GOAL OF THE EXERCISE -
Within the material below, find each line bearing the word "Rasputin" and present it.

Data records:
━━━━

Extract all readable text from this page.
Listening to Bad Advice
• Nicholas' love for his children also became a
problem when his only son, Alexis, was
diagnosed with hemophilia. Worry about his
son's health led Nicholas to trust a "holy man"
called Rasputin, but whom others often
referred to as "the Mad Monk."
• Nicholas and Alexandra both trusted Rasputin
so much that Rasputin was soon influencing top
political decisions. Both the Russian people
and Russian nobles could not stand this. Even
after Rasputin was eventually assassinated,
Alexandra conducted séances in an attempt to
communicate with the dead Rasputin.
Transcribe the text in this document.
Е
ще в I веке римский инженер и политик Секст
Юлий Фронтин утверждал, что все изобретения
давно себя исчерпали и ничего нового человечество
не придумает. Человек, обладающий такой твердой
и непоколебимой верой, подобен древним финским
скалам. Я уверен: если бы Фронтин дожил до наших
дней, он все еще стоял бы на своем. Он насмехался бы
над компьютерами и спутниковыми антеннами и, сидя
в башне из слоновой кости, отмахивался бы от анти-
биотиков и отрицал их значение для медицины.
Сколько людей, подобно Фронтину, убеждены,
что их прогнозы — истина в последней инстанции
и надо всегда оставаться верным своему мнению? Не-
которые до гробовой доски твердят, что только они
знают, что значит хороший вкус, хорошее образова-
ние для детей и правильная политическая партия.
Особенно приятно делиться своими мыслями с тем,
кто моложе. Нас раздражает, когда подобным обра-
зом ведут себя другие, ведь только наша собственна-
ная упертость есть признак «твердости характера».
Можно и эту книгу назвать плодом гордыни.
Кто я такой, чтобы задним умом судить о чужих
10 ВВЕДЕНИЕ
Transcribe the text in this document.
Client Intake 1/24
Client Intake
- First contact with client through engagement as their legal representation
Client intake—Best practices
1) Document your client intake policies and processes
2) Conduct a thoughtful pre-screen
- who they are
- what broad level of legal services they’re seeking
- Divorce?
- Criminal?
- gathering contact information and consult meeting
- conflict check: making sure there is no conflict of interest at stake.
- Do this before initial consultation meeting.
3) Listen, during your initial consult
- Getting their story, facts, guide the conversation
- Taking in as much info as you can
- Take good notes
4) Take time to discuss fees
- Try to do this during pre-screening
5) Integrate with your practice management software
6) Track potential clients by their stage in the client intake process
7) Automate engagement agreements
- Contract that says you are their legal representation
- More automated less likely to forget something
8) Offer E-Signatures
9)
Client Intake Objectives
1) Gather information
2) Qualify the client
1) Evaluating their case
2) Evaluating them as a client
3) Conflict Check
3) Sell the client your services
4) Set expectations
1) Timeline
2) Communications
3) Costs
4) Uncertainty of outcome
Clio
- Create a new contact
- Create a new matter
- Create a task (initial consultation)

━━━━

RIGHT ANSWER -
called Rasputin, but whom others often
• Nicholas and Alexandra both trusted Rasputin
so much that Rasputin was soon influencing top
after Rasputin was eventually assassinated,
communicate with the dead Rasputin.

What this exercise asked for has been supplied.